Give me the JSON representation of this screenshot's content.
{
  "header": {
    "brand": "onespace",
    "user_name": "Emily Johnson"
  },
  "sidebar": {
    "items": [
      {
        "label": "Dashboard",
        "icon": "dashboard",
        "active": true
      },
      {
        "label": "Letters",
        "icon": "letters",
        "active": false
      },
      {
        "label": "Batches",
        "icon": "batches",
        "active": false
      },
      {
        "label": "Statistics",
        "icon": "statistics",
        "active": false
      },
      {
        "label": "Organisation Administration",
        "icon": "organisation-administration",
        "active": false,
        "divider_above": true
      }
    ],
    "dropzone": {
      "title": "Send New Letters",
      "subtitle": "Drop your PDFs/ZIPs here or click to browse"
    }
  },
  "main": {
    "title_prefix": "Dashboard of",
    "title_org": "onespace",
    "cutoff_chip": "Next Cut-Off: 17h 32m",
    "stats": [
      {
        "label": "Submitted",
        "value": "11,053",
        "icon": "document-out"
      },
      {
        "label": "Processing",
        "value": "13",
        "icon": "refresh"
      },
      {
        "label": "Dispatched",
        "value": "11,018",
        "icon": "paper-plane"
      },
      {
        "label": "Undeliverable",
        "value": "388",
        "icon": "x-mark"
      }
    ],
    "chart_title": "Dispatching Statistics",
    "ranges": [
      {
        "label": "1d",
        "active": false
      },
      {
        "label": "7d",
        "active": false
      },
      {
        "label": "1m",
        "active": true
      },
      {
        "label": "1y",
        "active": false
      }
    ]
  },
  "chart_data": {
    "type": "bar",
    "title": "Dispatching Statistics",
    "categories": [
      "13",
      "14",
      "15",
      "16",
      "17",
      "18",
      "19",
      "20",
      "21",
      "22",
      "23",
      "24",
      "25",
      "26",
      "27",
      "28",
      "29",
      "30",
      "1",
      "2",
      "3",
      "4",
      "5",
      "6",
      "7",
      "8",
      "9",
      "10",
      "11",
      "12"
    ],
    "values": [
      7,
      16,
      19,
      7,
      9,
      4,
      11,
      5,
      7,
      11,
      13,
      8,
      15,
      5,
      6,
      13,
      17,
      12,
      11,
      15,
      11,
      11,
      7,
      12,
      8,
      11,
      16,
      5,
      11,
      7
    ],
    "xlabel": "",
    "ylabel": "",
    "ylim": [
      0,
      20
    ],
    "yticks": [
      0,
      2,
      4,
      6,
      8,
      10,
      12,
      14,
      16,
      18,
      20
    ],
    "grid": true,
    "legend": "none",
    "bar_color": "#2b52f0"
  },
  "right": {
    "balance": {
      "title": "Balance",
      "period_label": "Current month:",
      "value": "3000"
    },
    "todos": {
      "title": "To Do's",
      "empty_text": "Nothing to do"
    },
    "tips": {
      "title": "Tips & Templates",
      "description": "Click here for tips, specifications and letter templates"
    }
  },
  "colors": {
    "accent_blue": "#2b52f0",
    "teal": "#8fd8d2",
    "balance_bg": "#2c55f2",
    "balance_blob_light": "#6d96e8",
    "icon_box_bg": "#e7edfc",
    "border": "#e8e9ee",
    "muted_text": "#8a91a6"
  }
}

= = =

◆ **PROBLEM STATEMENT**
Print every entry exactly as it appears.

◆ **ANSWER TO THIS EXERCISE**
Give me the JSON representation of this screenshot's content.
{
  "header": {
    "brand": "onespace",
    "user_name": "Emily Johnson"
  },
  "sidebar": {
    "items": [
      {
        "label": "Dashboard",
        "icon": "dashboard",
        "active": true
      },
      {
        "label": "Letters",
        "icon": "letters",
        "active": false
      },
      {
        "label": "Batches",
        "icon": "batches",
        "active": false
      },
      {
        "label": "Statistics",
        "icon": "statistics",
        "active": false
      },
      {
        "label": "Organisation Administration",
        "icon": "organisation-administration",
        "active": false,
        "divider_above": true
      }
    ],
    "dropzone": {
      "title": "Send New Letters",
      "subtitle": "Drop your PDFs/ZIPs here or click to browse"
    }
  },
  "main": {
    "title_prefix": "Dashboard of",
    "title_org": "onespace",
    "cutoff_chip": "Next Cut-Off: 17h 32m",
    "stats": [
      {
        "label": "Submitted",
        "value": "11,053",
        "icon": "document-out"
      },
      {
        "label": "Processing",
        "value": "13",
        "icon": "refresh"
      },
      {
        "label": "Dispatched",
        "value": "11,018",
        "icon": "paper-plane"
      },
      {
        "label": "Undeliverable",
        "value": "388",
        "icon": "x-mark"
      }
    ],
    "chart_title": "Dispatching Statistics",
    "ranges": [
      {
        "label": "1d",
        "active": false
      },
      {
        "label": "7d",
        "active": false
      },
      {
        "label": "1m",
        "active": true
      },
      {
        "label": "1y",
        "active": false
      }
    ]
  },
  "chart_data": {
    "type": "bar",
    "title": "Dispatching Statistics",
    "categories": [
      "13",
      "14",
      "15",
      "16",
      "17",
      "18",
      "19",
      "20",
      "21",
      "22",
      "23",
      "24",
      "25",
      "26",
      "27",
      "28",
      "29",
      "30",
      "1",
      "2",
      "3",
      "4",
      "5",
      "6",
      "7",
      "8",
      "9",
      "10",
      "11",
      "12"
    ],
    "values": [
      7,
      16,
      19,
      7,
      9,
      4,
      11,
      5,
      7,
      11,
      13,
      8,
      15,
      5,
      6,
      13,
      17,
      12,
      11,
      15,
      11,
      11,
      7,
      12,
      8,
      11,
      16,
      5,
      11,
      7
    ],
    "xlabel": "",
    "ylabel": "",
    "ylim": [
      0,
      20
    ],
    "yticks": [
      0,
      2,
      4,
      6,
      8,
      10,
      12,
      14,
      16,
      18,
      20
    ],
    "grid": true,
    "legend": "none",
    "bar_color": "#2b52f0"
  },
  "right": {
    "balance": {
      "title": "Balance",
      "period_label": "Current month:",
      "value": "3000"
    },
    "todos": {
      "title": "To Do's",
      "empty_text": "Nothing to do"
    },
    "tips": {
      "title": "Tips & Templates",
      "description": "Click here for tips, specifications and letter templates"
    }
  },
  "colors": {
    "accent_blue": "#2b52f0",
    "teal": "#8fd8d2",
    "balance_bg": "#2c55f2",
    "balance_blob_light": "#6d96e8",
    "icon_box_bg": "#e7edfc",
    "border": "#e8e9ee",
    "muted_text": "#8a91a6"
  }
}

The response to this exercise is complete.